Instructions for the task: In the listing below, count the lines containing the string "Développement" and state only the number.

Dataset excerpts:

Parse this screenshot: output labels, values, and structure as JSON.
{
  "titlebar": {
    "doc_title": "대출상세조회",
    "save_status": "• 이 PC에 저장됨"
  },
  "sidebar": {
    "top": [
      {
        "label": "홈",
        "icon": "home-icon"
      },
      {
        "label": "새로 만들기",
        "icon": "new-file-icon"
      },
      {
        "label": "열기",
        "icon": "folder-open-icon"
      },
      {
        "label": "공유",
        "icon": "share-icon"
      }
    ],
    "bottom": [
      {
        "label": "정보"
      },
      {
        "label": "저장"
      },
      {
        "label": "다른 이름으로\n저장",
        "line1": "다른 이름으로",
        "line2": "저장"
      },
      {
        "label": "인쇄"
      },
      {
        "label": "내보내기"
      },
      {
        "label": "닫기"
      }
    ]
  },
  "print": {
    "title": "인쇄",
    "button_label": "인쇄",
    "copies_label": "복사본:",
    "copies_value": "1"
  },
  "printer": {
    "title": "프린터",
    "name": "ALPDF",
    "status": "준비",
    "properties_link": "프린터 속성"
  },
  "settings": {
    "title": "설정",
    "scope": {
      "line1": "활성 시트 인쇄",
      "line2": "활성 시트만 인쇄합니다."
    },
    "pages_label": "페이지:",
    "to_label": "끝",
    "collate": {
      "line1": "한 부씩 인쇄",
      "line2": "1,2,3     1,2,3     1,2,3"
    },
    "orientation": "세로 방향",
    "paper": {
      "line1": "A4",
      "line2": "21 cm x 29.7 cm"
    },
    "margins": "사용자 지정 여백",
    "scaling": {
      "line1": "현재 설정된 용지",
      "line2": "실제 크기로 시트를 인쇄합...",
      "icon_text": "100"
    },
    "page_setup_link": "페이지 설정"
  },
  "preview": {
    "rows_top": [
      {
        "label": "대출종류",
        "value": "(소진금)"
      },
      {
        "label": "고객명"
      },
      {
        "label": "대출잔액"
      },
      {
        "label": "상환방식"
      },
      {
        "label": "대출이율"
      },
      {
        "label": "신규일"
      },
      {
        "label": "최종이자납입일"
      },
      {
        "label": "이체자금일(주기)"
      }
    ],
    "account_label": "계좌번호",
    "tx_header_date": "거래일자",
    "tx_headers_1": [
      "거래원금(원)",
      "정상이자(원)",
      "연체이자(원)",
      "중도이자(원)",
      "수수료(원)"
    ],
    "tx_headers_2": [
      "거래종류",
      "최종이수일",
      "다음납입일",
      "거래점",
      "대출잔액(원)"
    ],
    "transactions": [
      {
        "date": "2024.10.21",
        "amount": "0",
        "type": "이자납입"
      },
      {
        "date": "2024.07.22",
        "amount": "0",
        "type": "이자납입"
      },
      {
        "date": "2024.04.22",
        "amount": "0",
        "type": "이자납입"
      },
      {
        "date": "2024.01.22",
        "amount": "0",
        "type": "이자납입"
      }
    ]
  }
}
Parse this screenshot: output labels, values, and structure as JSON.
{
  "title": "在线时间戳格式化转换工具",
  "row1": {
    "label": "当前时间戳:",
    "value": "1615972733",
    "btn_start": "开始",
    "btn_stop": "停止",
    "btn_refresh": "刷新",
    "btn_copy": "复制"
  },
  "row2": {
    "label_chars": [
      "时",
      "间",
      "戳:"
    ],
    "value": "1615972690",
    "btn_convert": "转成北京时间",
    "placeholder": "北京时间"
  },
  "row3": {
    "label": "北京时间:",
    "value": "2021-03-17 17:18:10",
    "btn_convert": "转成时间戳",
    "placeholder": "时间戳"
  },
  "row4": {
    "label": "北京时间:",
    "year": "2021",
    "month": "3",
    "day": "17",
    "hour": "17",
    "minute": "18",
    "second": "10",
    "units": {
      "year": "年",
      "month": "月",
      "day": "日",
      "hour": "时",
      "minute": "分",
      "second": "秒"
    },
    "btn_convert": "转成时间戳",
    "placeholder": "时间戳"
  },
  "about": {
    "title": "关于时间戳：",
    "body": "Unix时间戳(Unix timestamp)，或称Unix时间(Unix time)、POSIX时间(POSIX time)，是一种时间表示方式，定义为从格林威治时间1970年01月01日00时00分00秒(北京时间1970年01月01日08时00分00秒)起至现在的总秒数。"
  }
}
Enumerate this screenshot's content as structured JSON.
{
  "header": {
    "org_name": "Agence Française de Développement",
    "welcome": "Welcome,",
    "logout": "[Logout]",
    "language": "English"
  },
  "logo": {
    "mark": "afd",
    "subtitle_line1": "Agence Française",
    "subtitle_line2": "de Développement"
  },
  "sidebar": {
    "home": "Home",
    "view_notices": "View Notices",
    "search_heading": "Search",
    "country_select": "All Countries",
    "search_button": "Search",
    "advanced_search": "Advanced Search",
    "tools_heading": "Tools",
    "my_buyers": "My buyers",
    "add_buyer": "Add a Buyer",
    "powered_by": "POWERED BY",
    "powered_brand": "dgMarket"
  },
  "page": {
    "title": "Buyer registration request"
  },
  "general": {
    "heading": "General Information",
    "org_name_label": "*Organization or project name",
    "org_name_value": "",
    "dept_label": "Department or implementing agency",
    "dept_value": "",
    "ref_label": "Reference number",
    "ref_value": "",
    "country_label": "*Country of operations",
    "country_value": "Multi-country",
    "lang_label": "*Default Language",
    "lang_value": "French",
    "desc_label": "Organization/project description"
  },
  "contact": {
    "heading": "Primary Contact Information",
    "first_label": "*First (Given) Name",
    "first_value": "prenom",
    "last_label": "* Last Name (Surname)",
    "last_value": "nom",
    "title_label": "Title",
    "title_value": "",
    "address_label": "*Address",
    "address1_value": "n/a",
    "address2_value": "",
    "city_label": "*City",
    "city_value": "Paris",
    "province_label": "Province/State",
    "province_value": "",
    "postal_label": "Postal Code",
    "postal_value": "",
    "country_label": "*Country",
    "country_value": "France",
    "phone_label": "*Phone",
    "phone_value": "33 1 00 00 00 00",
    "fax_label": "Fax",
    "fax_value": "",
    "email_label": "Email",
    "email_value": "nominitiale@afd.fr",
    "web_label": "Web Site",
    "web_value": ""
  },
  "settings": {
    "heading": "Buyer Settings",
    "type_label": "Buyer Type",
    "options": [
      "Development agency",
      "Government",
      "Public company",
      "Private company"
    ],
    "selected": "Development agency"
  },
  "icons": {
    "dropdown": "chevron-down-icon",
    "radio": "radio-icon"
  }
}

Right answer: 2